Quoted text>
Wednesday, 18 January 2006

Setting light to Nosy Parkers

I was about to prepare a post on why I will be burning my census form come Census Day -- just as I've done in previous years -- when I find that a pretty enlightening debate on that very subject has been taking place at DPF's. Get a job with The Man, says Dave, and earn a little extra money helping th Nosy Parkers. " Go piss up a rope," respond commenters including LibertyScott and Libertarianz Leader Bernard Darnton.

Go and join in the fun, and let me know how you get on. My money's on the guys with the matches.

Linked Post: Census Collector Jobs - DPF

4 comments:

Oswald Bastable said...

I shall carry out my usual tradition of creating yet another work of fiction.

Tinker, tailor, soldier, sailor, ploughboy- what's it to be this time?

BTW,for the uninitiated, running a company- you get these forced on you several times a year.

Resistance is never futile!

Craig Ranapia said...

Oddly enough, I've never answered the questions concerning race or religion and haven't had a jackboot through the front door yet.

And didn't Sandra Conehead and her coven camp out on census night so they could claim to be homeless or some such balls? The only time I've felt a flicker of warmth for the woman.

DenMT said...

PC, out of curiosity, what could Nanny State possibly glean from your accurately filled-out Census form that they couldn't otherwise discern from your blog or from currently existing records in various government departments?

The libertarian anti-Census stance appears to be blind railing against 'being forced to do something,' rather than genuine worry that the government may come into posession of some damaging personal information.

As the Privacy Commissioner wrote in 1996;

"The census, despite the legal compulsion to complete the form is, in fact, an exercise in national cooperation since there is no effective legal way to stop people giving false answers."

I am confounded as to why you have such a resistance to cooperation with the Census; if the answer is 'Because they're MAKING me,' that seems a little thin.

Dataset excerpts>
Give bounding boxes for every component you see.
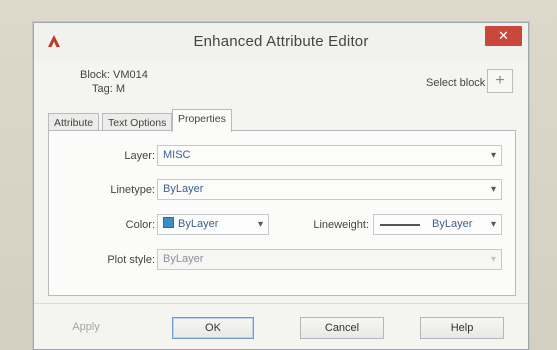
plot-style-label: Plot style: bbox=[107, 254, 155, 266]
footer-divider bbox=[34, 303, 528, 304]
tag-label: Tag: M bbox=[92, 83, 126, 95]
lineweight-select[interactable]: ByLayer ▾ bbox=[373, 214, 502, 235]
layer-select[interactable]: MISC ▾ bbox=[157, 145, 502, 166]
plus-pick-icon: + bbox=[495, 72, 505, 89]
color-label: Color: bbox=[125, 219, 155, 231]
properties-panel: Layer: MISC ▾ Linetype: ByLayer ▾ Color:… bbox=[48, 130, 516, 296]
color-swatch-icon bbox=[163, 217, 174, 228]
title-bar: Enhanced Attribute Editor ✕ bbox=[34, 23, 528, 61]
ok-button[interactable]: OK bbox=[172, 317, 254, 339]
color-select[interactable]: ByLayer ▾ bbox=[157, 214, 269, 235]
tab-attribute[interactable]: Attribute bbox=[48, 113, 100, 131]
apply-button: Apply bbox=[72, 321, 100, 333]
window-title: Enhanced Attribute Editor bbox=[193, 33, 369, 50]
help-button[interactable]: Help bbox=[420, 317, 504, 339]
chevron-down-icon: ▾ bbox=[490, 219, 496, 230]
close-icon: ✕ bbox=[498, 28, 509, 43]
lineweight-value: ByLayer bbox=[432, 218, 473, 230]
color-value: ByLayer bbox=[178, 218, 219, 230]
chevron-down-icon: ▾ bbox=[257, 219, 263, 230]
chevron-down-icon: ▾ bbox=[490, 184, 496, 195]
tab-text-options[interactable]: Text Options bbox=[102, 113, 173, 131]
lineweight-sample-line bbox=[380, 224, 420, 226]
select-block-label: Select block bbox=[426, 77, 486, 89]
chevron-down-icon: ▾ bbox=[490, 150, 496, 161]
close-button[interactable]: ✕ bbox=[485, 26, 522, 46]
chevron-down-icon: ▾ bbox=[490, 254, 496, 265]
layer-label: Layer: bbox=[124, 150, 155, 162]
plot-style-value: ByLayer bbox=[163, 253, 204, 265]
plot-style-select: ByLayer ▾ bbox=[157, 249, 502, 270]
tab-properties[interactable]: Properties bbox=[172, 109, 232, 132]
linetype-label: Linetype: bbox=[110, 184, 155, 196]
layer-value: MISC bbox=[163, 149, 191, 161]
linetype-value: ByLayer bbox=[163, 183, 204, 195]
block-name-label: Block: VM014 bbox=[80, 69, 148, 81]
cancel-button[interactable]: Cancel bbox=[300, 317, 384, 339]
select-block-button[interactable]: + bbox=[487, 69, 513, 93]
enhanced-attribute-editor-dialog: Enhanced Attribute Editor ✕ Block: VM014… bbox=[33, 22, 529, 350]
lineweight-label: Lineweight: bbox=[313, 219, 369, 231]
linetype-select[interactable]: ByLayer ▾ bbox=[157, 179, 502, 200]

Brief>
Continue the blog post about burning census forms from the point where it stops. The entries aren't needed for this.

Task result>
If had a concrete concern about privacy then I could understand, but making a stand on an ephemeral principle is a bit, well, silly if you ask me!

cheers
DenMT

Peter Cresswell said...

Den, you asked, "PC, out of curiosity, what could Nanny State possibly glean from your accurately filled-out Census form that they couldn't otherwise discern from your blog or from currently existing records in various government departments?"

It's not the point, Den. It's not that I necessarily have anything to hide, it's that my own business is my own business, to share or not as I choose. The correct answer to all the questions is this: MYOB.

You yourself may not have anything in particular to hide, Den, but I bet you have curtains and blinds and a lock on your toilet door to ensure some privacy.

And it's not like the information isn't already available through other, voluntary, means; in fact, it might be said that the census is, as you quote the Privacy Commissioner, "an exercise in national cooperation" -- though not despite the compulsion as the lackey says, but because of it: an exercise and a not-so-gentle reminder that the state can issue instructions, and we sheeple all have to comply.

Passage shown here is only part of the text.